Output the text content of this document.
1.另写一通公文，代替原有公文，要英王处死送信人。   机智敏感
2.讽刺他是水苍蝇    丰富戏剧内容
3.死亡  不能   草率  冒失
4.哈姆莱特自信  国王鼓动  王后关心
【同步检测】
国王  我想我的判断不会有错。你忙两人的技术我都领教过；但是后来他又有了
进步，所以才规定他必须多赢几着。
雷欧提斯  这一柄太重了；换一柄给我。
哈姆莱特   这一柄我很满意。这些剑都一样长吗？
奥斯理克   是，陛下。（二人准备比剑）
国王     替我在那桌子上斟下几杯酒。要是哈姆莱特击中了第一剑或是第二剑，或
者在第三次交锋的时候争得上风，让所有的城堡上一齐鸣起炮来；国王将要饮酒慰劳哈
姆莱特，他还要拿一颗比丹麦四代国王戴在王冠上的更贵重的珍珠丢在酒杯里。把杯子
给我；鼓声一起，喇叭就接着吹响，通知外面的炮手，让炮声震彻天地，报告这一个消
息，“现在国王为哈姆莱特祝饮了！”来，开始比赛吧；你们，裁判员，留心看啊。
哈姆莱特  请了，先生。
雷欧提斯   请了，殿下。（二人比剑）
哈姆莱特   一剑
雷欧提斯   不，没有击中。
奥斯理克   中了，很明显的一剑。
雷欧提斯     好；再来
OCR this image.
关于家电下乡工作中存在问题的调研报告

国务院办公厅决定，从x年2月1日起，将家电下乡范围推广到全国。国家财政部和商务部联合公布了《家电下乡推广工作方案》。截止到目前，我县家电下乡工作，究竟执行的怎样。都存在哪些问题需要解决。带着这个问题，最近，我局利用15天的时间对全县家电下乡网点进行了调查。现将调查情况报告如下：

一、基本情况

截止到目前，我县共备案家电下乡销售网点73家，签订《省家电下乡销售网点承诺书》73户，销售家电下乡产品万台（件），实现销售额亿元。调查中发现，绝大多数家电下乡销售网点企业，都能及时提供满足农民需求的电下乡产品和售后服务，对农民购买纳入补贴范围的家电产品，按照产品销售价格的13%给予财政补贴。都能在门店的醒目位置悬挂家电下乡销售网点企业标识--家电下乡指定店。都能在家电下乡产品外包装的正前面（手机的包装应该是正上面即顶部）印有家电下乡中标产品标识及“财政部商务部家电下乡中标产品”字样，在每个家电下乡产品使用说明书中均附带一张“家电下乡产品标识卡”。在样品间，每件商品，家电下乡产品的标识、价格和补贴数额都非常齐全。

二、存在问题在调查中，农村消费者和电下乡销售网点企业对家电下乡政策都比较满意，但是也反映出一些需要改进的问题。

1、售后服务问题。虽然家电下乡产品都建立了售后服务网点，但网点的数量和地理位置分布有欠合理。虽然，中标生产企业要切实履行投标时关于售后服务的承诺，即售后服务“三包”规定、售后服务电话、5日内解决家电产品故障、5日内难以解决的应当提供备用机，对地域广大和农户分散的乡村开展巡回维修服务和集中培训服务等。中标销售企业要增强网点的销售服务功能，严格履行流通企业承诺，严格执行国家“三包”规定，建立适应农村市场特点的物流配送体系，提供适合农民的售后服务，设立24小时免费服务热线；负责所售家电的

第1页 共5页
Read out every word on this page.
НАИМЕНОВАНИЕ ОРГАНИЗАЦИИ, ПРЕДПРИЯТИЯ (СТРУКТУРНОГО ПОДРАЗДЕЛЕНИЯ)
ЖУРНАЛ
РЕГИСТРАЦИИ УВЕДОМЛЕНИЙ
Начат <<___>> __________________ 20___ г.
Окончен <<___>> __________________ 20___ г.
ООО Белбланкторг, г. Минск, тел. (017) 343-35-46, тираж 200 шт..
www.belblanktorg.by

**********

What to work on = Take the line that contains "OCR this image." and each line after it down to the last of the records, and retype them exactly; add nothing else.

Output for this exercise =
OCR this image.
关于家电下乡工作中存在问题的调研报告

国务院办公厅决定，从x年2月1日起，将家电下乡范围推广到全国。国家财政部和商务部联合公布了《家电下乡推广工作方案》。截止到目前，我县家电下乡工作，究竟执行的怎样。都存在哪些问题需要解决。带着这个问题，最近，我局利用15天的时间对全县家电下乡网点进行了调查。现将调查情况报告如下：

一、基本情况

截止到目前，我县共备案家电下乡销售网点73家，签订《省家电下乡销售网点承诺书》73户，销售家电下乡产品万台（件），实现销售额亿元。调查中发现，绝大多数家电下乡销售网点企业，都能及时提供满足农民需求的电下乡产品和售后服务，对农民购买纳入补贴范围的家电产品，按照产品销售价格的13%给予财政补贴。都能在门店的醒目位置悬挂家电下乡销售网点企业标识--家电下乡指定店。都能在家电下乡产品外包装的正前面（手机的包装应该是正上面即顶部）印有家电下乡中标产品标识及“财政部商务部家电下乡中标产品”字样，在每个家电下乡产品使用说明书中均附带一张“家电下乡产品标识卡”。在样品间，每件商品，家电下乡产品的标识、价格和补贴数额都非常齐全。

二、存在问题在调查中，农村消费者和电下乡销售网点企业对家电下乡政策都比较满意，但是也反映出一些需要改进的问题。

1、售后服务问题。虽然家电下乡产品都建立了售后服务网点，但网点的数量和地理位置分布有欠合理。虽然，中标生产企业要切实履行投标时关于售后服务的承诺，即售后服务“三包”规定、售后服务电话、5日内解决家电产品故障、5日内难以解决的应当提供备用机，对地域广大和农户分散的乡村开展巡回维修服务和集中培训服务等。中标销售企业要增强网点的销售服务功能，严格履行流通企业承诺，严格执行国家“三包”规定，建立适应农村市场特点的物流配送体系，提供适合农民的售后服务，设立24小时免费服务热线；负责所售家电的

第1页 共5页
Read out every word on this page.
НАИМЕНОВАНИЕ ОРГАНИЗАЦИИ, ПРЕДПРИЯТИЯ (СТРУКТУРНОГО ПОДРАЗДЕЛЕНИЯ)
ЖУРНАЛ
РЕГИСТРАЦИИ УВЕДОМЛЕНИЙ
Начат <<___>> __________________ 20___ г.
Окончен <<___>> __________________ 20___ г.
ООО Белбланкторг, г. Минск, тел. (017) 343-35-46, тираж 200 шт..
www.belblanktorg.by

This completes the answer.